Records about charts and figures:
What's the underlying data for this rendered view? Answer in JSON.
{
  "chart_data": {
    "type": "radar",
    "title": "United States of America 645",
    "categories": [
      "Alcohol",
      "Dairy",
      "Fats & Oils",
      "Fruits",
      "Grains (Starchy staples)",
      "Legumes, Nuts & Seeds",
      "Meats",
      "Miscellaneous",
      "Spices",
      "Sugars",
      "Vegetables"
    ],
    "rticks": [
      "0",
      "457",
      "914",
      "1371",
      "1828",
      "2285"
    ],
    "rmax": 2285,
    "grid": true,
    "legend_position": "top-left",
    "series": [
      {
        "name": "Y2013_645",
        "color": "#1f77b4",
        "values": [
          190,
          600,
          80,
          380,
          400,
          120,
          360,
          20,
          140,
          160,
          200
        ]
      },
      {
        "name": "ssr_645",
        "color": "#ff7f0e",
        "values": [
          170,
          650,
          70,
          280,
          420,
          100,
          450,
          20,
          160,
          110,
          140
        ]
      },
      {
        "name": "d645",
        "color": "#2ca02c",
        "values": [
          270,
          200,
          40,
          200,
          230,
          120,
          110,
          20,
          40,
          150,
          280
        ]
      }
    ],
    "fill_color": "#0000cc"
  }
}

==

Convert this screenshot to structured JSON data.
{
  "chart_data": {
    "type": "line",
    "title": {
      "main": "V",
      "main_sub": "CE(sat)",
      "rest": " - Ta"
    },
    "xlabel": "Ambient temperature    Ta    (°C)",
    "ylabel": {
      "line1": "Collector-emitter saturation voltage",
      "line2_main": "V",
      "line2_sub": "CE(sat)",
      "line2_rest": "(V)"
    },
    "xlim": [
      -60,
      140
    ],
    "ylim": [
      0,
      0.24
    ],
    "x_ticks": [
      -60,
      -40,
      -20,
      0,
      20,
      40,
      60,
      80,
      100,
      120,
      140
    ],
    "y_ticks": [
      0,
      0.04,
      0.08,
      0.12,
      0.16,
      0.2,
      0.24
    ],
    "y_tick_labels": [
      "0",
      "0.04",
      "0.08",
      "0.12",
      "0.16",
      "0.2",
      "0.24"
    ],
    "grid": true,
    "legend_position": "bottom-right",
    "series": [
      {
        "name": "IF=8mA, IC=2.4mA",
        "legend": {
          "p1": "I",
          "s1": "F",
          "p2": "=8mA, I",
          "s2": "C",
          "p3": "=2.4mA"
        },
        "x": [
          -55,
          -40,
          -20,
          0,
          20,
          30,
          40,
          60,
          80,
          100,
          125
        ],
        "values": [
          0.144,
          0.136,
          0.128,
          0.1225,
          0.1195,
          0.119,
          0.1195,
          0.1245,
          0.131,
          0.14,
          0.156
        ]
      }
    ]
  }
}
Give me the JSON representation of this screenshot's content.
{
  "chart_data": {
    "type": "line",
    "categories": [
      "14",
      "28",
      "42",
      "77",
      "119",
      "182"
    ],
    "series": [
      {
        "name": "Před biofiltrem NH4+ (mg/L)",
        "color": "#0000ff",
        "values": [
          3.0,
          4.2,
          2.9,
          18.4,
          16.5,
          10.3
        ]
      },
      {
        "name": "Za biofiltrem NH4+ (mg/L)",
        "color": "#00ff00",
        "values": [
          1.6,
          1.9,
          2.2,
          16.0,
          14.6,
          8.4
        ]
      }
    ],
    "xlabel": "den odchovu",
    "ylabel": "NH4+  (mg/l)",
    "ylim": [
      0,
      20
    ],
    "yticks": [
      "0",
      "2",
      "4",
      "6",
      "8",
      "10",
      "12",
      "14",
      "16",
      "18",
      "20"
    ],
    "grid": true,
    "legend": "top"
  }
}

---

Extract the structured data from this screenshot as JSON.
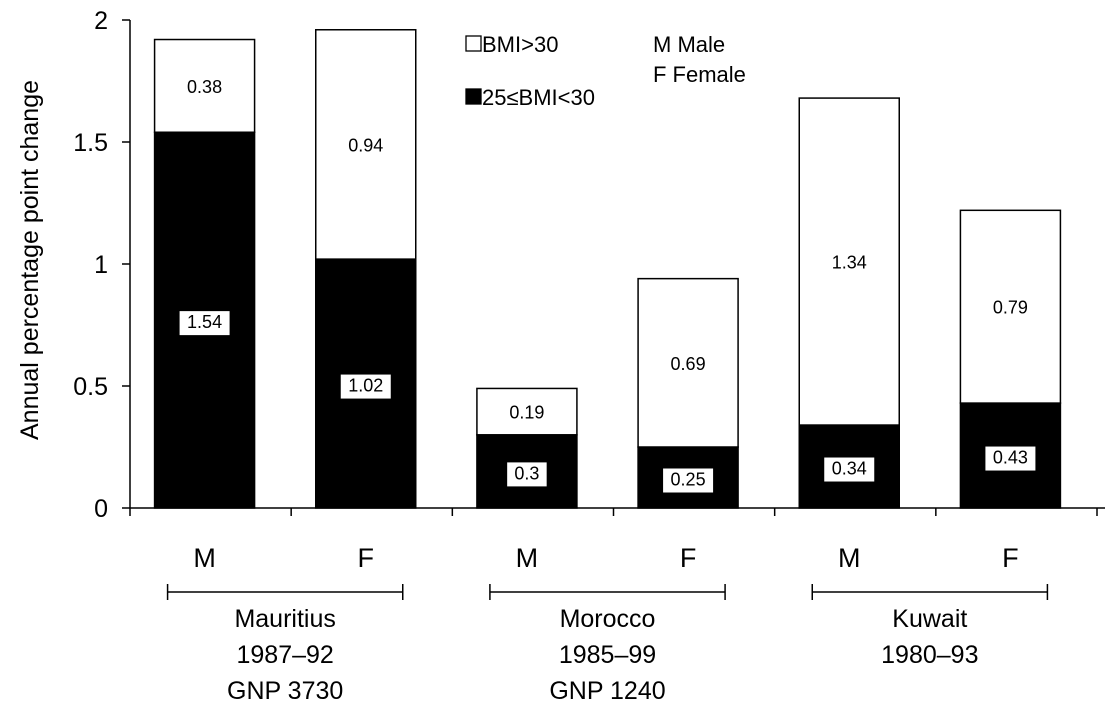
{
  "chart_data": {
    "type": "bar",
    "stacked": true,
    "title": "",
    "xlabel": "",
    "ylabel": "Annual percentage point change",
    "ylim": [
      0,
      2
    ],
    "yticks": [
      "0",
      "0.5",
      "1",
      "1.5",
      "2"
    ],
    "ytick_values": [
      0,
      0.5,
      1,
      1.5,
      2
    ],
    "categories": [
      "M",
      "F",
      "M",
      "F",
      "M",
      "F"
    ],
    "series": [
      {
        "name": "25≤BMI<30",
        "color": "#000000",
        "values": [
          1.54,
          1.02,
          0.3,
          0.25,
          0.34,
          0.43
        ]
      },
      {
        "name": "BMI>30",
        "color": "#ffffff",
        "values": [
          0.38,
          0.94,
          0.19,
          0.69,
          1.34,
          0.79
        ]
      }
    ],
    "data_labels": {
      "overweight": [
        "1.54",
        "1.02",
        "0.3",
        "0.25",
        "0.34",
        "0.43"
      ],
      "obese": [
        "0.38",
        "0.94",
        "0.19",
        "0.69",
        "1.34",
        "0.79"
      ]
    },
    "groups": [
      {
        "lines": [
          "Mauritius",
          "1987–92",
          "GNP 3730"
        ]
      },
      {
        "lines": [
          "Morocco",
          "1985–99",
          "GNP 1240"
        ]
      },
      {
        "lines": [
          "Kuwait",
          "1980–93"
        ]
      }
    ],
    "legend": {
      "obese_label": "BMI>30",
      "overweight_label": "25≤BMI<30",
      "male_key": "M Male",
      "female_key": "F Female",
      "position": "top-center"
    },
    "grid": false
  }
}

## Exercise instructions
Copy all lines from the data that hold the word "ylabel".

## Result below
    "ylabel": {
    "ylabel": "NH4+  (mg/l)",
    "ylabel": "Annual percentage point change",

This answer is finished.